_Directions_. Output the full listing below exactly as it reads, and skip anything that is a picture.

_Stored data_.
▬▬▬

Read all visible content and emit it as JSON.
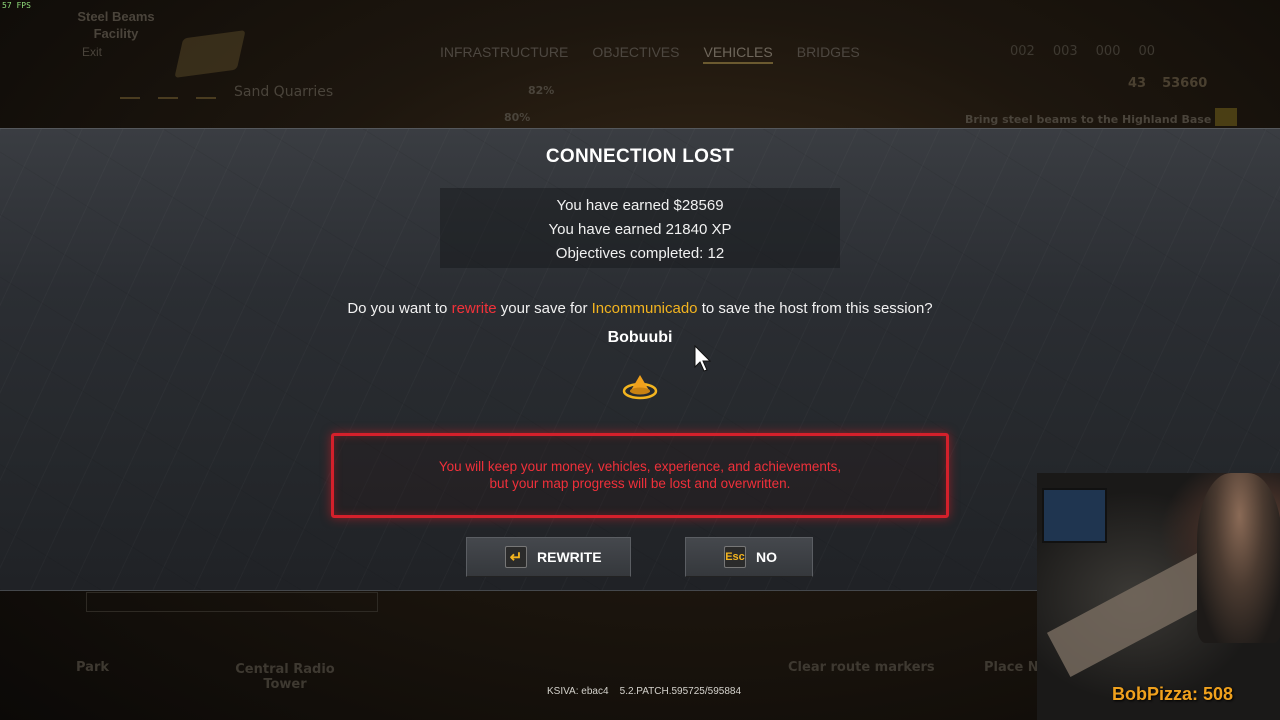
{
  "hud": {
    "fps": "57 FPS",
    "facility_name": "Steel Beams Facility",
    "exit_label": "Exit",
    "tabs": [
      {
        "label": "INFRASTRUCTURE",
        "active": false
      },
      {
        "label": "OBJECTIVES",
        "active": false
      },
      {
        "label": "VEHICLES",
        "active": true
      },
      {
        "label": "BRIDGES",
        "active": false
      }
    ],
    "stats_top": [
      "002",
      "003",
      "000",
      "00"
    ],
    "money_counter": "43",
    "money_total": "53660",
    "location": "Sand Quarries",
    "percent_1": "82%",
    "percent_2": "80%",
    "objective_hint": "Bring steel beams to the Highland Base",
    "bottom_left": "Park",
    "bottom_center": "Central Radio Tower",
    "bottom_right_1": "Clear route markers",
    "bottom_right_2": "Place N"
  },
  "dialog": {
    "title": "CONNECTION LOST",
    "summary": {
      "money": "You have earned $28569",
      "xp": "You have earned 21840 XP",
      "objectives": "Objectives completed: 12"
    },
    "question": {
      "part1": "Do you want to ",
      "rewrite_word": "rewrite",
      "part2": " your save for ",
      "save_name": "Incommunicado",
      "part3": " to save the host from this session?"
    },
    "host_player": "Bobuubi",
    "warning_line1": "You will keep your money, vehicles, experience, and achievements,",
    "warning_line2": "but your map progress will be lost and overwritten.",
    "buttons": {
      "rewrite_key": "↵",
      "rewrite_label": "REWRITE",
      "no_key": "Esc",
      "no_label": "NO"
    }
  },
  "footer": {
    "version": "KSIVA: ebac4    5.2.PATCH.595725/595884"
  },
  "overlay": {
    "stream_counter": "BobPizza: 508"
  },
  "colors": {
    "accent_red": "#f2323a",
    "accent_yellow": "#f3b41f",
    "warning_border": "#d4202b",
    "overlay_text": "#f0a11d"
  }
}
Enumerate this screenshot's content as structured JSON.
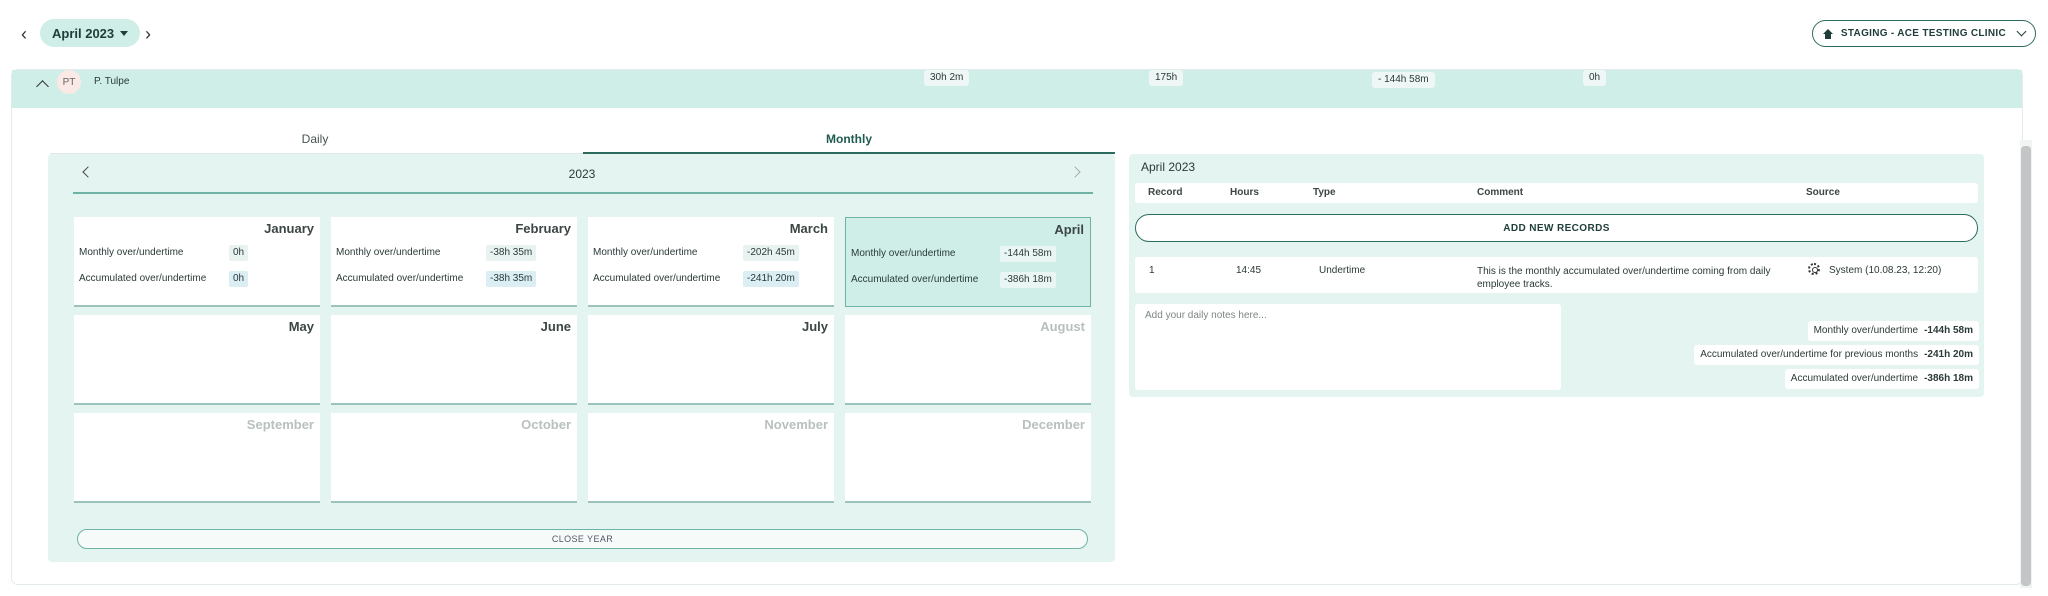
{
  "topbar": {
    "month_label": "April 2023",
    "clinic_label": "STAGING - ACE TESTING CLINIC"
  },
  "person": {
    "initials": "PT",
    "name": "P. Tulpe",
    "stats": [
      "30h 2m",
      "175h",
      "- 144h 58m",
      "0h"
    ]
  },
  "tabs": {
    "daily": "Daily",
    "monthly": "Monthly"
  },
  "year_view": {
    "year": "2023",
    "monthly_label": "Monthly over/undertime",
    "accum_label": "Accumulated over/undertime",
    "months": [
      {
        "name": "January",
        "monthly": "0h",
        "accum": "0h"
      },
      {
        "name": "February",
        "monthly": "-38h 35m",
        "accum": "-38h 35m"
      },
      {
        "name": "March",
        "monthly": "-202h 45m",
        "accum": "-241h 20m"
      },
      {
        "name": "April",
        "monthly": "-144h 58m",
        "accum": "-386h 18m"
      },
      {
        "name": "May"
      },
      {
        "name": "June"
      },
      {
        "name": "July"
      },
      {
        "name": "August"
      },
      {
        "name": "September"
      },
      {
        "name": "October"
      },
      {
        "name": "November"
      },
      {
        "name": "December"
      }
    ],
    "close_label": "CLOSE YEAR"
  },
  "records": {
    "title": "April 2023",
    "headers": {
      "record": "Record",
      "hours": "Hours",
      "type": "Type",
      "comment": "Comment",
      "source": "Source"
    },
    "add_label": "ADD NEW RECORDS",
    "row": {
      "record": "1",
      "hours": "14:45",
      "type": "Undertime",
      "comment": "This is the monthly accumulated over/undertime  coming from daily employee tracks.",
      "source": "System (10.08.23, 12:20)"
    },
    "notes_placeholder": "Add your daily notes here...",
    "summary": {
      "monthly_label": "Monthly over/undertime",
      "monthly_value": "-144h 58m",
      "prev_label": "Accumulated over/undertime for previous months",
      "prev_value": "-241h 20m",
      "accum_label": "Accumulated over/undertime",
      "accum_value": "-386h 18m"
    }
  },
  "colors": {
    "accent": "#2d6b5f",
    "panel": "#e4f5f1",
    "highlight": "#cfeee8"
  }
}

▬▬▬

_Task response_.
Read all visible content and emit it as JSON.
{
  "hud": {
    "fps": "57 FPS",
    "facility_name": "Steel Beams Facility",
    "exit_label": "Exit",
    "tabs": [
      {
        "label": "INFRASTRUCTURE",
        "active": false
      },
      {
        "label": "OBJECTIVES",
        "active": false
      },
      {
        "label": "VEHICLES",
        "active": true
      },
      {
        "label": "BRIDGES",
        "active": false
      }
    ],
    "stats_top": [
      "002",
      "003",
      "000",
      "00"
    ],
    "money_counter": "43",
    "money_total": "53660",
    "location": "Sand Quarries",
    "percent_1": "82%",
    "percent_2": "80%",
    "objective_hint": "Bring steel beams to the Highland Base",
    "bottom_left": "Park",
    "bottom_center": "Central Radio Tower",
    "bottom_right_1": "Clear route markers",
    "bottom_right_2": "Place N"
  },
  "dialog": {
    "title": "CONNECTION LOST",
    "summary": {
      "money": "You have earned $28569",
      "xp": "You have earned 21840 XP",
      "objectives": "Objectives completed: 12"
    },
    "question": {
      "part1": "Do you want to ",
      "rewrite_word": "rewrite",
      "part2": " your save for ",
      "save_name": "Incommunicado",
      "part3": " to save the host from this session?"
    },
    "host_player": "Bobuubi",
    "warning_line1": "You will keep your money, vehicles, experience, and achievements,",
    "warning_line2": "but your map progress will be lost and overwritten.",
    "buttons": {
      "rewrite_key": "↵",
      "rewrite_label": "REWRITE",
      "no_key": "Esc",
      "no_label": "NO"
    }
  },
  "footer": {
    "version": "KSIVA: ebac4    5.2.PATCH.595725/595884"
  },
  "overlay": {
    "stream_counter": "BobPizza: 508"
  },
  "colors": {
    "accent_red": "#f2323a",
    "accent_yellow": "#f3b41f",
    "warning_border": "#d4202b",
    "overlay_text": "#f0a11d"
  }
}
Enumerate this screenshot's content as structured JSON.
{
  "topbar": {
    "month_label": "April 2023",
    "clinic_label": "STAGING - ACE TESTING CLINIC"
  },
  "person": {
    "initials": "PT",
    "name": "P. Tulpe",
    "stats": [
      "30h 2m",
      "175h",
      "- 144h 58m",
      "0h"
    ]
  },
  "tabs": {
    "daily": "Daily",
    "monthly": "Monthly"
  },
  "year_view": {
    "year": "2023",
    "monthly_label": "Monthly over/undertime",
    "accum_label": "Accumulated over/undertime",
    "months": [
      {
        "name": "January",
        "monthly": "0h",
        "accum": "0h"
      },
      {
        "name": "February",
        "monthly": "-38h 35m",
        "accum": "-38h 35m"
      },
      {
        "name": "March",
        "monthly": "-202h 45m",
        "accum": "-241h 20m"
      },
      {
        "name": "April",
        "monthly": "-144h 58m",
        "accum": "-386h 18m"
      },
      {
        "name": "May"
      },
      {
        "name": "June"
      },
      {
        "name": "July"
      },
      {
        "name": "August"
      },
      {
        "name": "September"
      },
      {
        "name": "October"
      },
      {
        "name": "November"
      },
      {
        "name": "December"
      }
    ],
    "close_label": "CLOSE YEAR"
  },
  "records": {
    "title": "April 2023",
    "headers": {
      "record": "Record",
      "hours": "Hours",
      "type": "Type",
      "comment": "Comment",
      "source": "Source"
    },
    "add_label": "ADD NEW RECORDS",
    "row": {
      "record": "1",
      "hours": "14:45",
      "type": "Undertime",
      "comment": "This is the monthly accumulated over/undertime  coming from daily employee tracks.",
      "source": "System (10.08.23, 12:20)"
    },
    "notes_placeholder": "Add your daily notes here...",
    "summary": {
      "monthly_label": "Monthly over/undertime",
      "monthly_value": "-144h 58m",
      "prev_label": "Accumulated over/undertime for previous months",
      "prev_value": "-241h 20m",
      "accum_label": "Accumulated over/undertime",
      "accum_value": "-386h 18m"
    }
  },
  "colors": {
    "accent": "#2d6b5f",
    "panel": "#e4f5f1",
    "highlight": "#cfeee8"
  }
}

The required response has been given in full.